Request
Copy out all the lines in the records that include the word "self".

====

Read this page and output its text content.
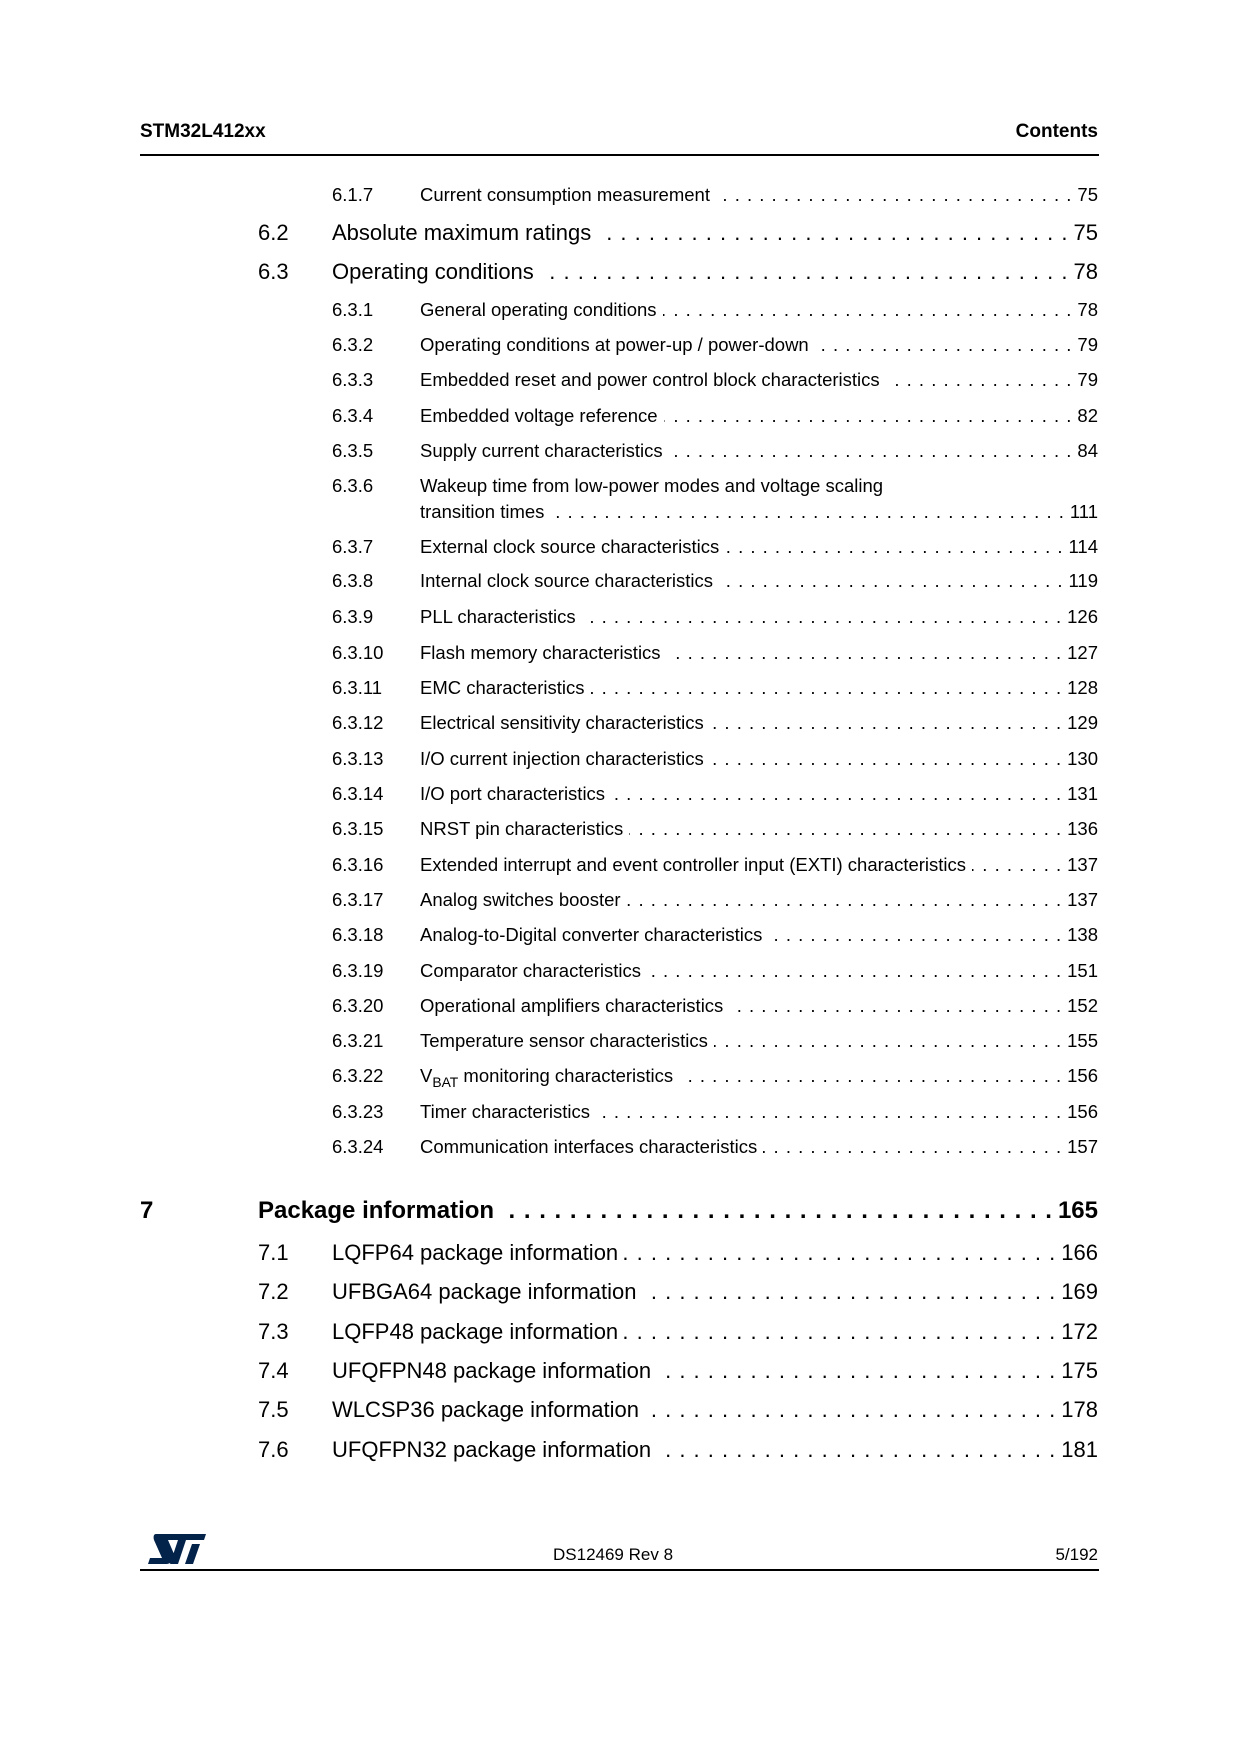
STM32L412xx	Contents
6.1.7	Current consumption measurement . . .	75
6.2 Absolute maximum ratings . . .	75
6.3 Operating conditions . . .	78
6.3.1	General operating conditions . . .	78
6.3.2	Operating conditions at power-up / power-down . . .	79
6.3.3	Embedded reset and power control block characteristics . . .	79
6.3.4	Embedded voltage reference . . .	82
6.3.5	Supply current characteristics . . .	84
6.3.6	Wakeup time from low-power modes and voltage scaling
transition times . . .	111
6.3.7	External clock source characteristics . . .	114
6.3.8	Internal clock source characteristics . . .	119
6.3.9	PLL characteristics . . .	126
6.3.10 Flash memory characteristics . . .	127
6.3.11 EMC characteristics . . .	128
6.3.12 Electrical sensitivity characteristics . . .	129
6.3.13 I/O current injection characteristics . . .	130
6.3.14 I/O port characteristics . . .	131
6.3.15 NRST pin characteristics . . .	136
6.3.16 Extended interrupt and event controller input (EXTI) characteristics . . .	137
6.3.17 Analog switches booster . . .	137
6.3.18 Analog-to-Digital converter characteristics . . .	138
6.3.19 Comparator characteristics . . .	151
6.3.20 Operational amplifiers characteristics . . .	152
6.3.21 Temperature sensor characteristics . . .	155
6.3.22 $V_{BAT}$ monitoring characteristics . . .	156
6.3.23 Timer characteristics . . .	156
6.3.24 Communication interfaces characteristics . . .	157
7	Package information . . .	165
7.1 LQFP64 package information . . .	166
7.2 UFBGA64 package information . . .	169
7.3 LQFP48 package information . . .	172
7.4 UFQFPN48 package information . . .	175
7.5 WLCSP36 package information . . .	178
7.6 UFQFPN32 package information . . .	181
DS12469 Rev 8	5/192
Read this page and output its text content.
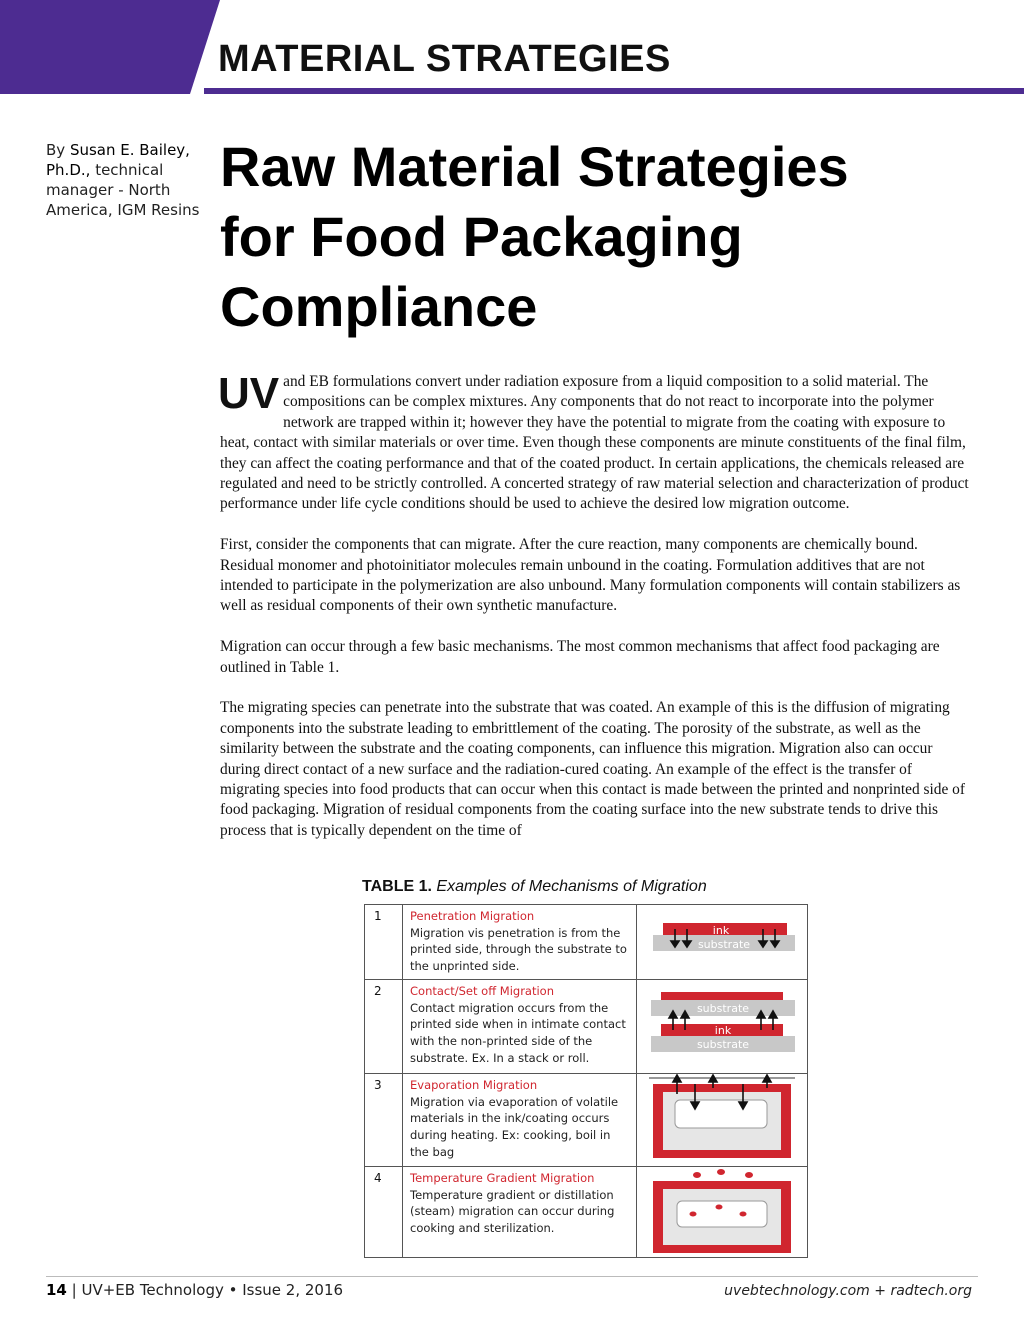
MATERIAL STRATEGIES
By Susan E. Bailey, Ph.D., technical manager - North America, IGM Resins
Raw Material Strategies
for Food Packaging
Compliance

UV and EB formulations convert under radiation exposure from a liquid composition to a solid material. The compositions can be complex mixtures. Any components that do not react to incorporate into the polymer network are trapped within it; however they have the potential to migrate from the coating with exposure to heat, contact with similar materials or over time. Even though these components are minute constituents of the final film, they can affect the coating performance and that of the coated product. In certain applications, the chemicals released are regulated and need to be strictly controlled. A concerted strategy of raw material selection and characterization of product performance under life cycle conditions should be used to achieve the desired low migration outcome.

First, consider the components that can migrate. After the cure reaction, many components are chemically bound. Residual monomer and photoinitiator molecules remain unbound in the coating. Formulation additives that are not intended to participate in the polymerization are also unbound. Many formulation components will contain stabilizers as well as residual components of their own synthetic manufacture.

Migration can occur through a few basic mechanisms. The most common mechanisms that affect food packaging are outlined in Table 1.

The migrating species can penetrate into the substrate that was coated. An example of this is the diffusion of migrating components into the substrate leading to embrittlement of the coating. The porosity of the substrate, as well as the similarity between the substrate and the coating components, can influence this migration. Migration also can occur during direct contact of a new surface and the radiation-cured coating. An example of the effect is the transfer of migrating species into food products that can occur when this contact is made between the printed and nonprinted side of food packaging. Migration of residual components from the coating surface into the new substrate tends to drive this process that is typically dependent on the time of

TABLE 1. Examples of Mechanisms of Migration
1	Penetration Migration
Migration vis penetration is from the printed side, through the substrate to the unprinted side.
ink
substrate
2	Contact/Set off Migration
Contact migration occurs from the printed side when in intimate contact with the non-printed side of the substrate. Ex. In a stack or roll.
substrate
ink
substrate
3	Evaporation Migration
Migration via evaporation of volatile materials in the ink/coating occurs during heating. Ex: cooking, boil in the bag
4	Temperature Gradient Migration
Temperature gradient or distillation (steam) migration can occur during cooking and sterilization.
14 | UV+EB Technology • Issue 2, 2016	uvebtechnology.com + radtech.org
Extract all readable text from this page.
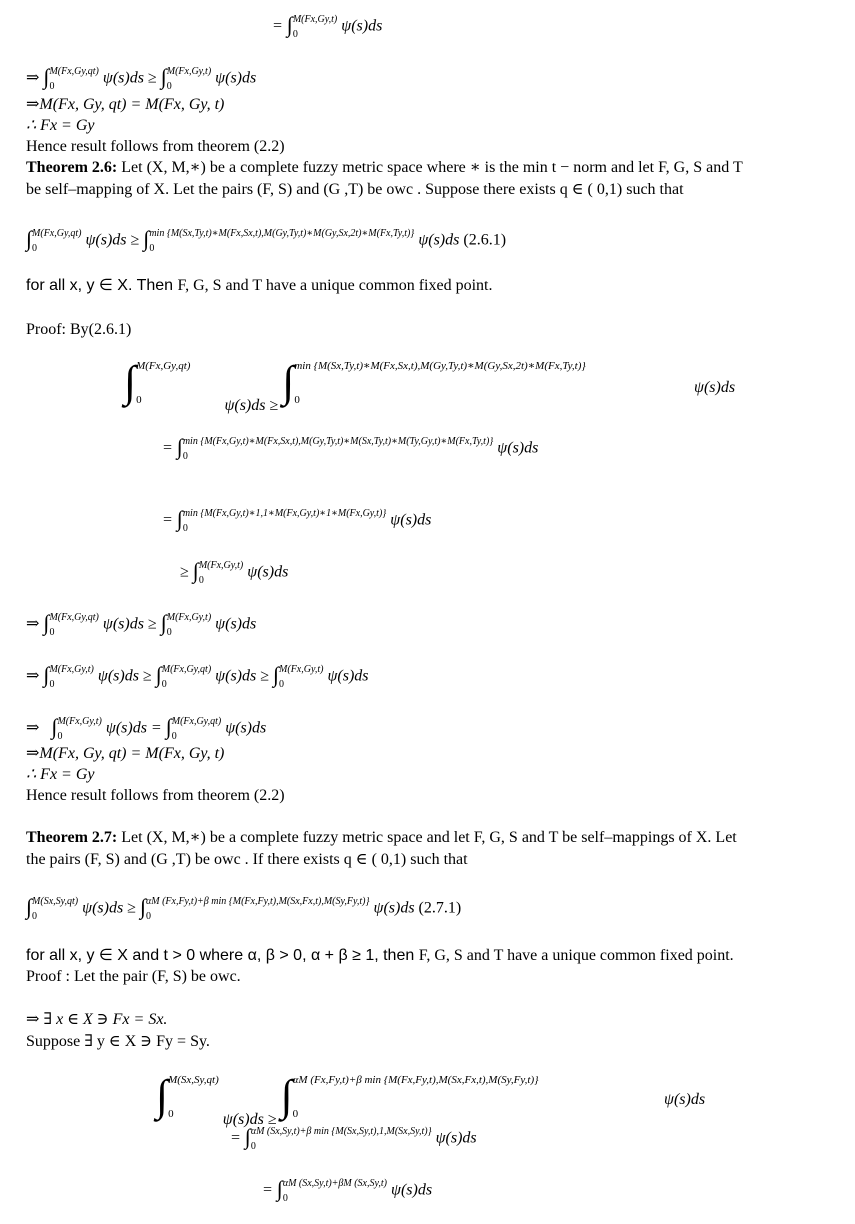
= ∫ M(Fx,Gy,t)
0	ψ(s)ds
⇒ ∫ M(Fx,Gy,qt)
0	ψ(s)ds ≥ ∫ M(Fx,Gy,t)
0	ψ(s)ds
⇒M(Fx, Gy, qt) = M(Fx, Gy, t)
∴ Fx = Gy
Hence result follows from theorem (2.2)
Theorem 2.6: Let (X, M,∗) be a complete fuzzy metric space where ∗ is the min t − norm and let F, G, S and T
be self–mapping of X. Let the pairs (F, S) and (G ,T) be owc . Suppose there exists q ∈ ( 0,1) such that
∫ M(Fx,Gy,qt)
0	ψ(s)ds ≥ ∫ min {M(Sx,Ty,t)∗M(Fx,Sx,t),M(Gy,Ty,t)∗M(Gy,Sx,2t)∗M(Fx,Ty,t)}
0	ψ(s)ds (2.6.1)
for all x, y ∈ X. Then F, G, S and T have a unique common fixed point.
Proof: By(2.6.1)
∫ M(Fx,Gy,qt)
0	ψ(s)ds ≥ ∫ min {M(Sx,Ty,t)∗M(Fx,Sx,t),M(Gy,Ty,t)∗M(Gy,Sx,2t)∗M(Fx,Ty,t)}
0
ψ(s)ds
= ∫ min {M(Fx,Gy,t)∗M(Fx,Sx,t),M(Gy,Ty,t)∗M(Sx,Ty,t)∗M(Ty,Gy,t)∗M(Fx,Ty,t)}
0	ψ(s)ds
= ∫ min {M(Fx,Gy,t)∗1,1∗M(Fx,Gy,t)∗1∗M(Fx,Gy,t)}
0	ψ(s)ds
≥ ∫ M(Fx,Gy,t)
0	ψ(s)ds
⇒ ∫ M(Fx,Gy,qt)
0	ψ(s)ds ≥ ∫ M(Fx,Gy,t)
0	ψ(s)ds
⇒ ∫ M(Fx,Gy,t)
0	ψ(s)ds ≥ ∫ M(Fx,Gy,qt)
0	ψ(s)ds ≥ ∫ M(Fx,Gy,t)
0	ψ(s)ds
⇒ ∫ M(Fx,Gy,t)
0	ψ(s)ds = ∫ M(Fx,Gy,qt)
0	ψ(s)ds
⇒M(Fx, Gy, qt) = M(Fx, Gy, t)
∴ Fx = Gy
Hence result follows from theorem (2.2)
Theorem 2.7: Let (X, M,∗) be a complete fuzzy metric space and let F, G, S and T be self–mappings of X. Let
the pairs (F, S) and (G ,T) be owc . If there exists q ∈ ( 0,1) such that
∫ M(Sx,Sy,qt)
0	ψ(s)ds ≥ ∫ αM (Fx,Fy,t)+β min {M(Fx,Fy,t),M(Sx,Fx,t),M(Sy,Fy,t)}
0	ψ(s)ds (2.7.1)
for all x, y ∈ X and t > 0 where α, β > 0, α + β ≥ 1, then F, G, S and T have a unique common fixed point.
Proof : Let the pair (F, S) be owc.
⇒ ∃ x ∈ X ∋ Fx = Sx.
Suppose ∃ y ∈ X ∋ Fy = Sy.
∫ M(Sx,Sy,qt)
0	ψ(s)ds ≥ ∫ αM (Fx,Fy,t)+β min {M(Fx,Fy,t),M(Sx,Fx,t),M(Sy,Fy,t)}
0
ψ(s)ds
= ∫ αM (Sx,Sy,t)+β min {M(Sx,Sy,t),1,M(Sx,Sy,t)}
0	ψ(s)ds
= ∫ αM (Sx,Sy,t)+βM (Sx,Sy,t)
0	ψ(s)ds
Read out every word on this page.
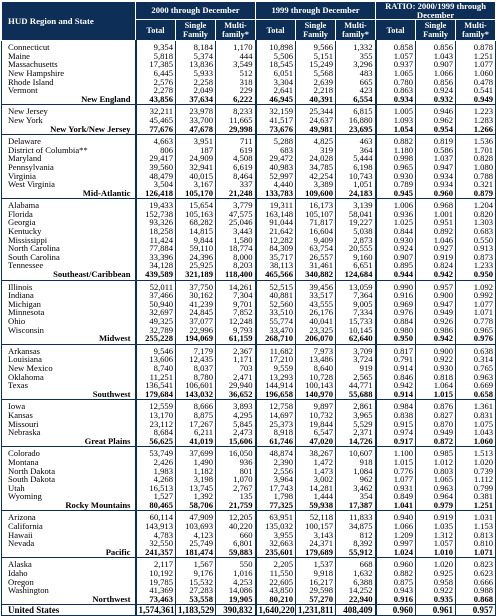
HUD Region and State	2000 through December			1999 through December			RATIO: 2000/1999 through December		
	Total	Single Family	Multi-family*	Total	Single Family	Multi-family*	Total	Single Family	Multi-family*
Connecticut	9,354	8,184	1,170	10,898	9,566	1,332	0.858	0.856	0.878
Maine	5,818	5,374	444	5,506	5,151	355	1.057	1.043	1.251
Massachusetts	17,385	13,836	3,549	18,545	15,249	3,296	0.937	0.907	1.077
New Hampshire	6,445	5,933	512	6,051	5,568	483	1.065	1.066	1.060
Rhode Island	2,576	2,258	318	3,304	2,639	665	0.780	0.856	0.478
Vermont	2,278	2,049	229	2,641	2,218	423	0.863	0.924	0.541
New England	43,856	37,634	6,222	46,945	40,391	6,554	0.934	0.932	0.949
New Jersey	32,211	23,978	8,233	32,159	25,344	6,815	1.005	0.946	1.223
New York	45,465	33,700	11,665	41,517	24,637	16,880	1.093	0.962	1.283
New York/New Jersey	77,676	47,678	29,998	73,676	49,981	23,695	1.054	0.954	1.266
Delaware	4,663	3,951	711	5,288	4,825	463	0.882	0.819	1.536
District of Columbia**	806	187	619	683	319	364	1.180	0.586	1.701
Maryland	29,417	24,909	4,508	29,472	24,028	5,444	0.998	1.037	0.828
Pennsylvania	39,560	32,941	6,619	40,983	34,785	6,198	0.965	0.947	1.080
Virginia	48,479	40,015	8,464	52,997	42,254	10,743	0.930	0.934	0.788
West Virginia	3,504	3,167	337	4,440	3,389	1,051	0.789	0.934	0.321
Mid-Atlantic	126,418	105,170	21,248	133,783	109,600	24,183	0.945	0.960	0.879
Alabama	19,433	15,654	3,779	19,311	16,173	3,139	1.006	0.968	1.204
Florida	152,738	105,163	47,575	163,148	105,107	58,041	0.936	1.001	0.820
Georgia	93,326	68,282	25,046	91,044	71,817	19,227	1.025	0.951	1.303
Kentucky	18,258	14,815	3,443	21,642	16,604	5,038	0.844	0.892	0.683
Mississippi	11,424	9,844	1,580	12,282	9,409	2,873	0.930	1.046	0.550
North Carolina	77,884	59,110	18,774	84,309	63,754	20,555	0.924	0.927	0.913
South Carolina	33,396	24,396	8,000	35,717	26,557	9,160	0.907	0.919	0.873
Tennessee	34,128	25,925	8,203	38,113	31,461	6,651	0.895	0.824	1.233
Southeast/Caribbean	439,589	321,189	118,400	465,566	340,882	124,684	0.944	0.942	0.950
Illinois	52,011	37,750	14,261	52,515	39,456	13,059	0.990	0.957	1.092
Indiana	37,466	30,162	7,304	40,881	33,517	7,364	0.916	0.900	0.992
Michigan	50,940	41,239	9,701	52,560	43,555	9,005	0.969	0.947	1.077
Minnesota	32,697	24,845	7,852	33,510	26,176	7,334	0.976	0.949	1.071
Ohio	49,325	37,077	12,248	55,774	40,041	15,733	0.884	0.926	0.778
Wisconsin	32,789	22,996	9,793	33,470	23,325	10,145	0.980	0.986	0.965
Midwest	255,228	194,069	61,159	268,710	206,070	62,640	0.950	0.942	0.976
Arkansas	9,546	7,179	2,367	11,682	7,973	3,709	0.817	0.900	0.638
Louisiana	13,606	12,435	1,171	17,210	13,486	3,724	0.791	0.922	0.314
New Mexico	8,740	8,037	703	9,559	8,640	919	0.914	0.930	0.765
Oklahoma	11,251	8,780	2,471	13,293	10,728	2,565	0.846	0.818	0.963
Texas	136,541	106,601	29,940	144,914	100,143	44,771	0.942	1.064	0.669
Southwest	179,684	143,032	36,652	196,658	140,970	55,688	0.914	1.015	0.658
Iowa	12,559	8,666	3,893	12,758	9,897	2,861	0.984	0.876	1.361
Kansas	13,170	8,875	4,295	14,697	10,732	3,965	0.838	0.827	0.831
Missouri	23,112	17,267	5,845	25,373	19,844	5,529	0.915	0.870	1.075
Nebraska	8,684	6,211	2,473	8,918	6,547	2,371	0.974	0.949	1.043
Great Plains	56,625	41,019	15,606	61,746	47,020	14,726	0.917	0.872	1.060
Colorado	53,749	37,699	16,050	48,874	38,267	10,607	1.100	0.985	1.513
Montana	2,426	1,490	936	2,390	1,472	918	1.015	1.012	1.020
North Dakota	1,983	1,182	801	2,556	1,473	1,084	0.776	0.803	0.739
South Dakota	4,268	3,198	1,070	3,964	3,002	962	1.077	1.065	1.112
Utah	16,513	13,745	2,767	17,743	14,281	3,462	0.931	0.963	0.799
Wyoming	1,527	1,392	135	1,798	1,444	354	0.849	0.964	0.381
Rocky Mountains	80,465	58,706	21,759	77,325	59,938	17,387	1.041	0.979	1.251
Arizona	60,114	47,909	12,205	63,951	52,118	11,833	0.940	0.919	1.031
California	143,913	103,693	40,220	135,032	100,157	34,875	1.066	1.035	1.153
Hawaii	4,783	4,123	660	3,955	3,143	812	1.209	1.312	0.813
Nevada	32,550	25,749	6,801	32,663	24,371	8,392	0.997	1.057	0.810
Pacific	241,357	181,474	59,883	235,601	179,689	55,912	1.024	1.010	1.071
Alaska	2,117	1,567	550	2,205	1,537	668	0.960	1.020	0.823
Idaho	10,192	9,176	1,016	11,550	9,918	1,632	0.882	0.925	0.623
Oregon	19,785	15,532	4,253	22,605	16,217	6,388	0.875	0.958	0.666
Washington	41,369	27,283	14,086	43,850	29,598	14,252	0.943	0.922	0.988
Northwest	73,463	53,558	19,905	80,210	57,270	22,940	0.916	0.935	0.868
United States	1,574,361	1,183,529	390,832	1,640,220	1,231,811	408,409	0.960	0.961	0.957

====

Exercise result
be self–mapping of X. Let the pairs (F, S) and (G ,T) be owc . Suppose there exists q ∈ ( 0,1) such that
Theorem 2.7: Let (X, M,∗) be a complete fuzzy metric space and let F, G, S and T be self–mappings of X. Let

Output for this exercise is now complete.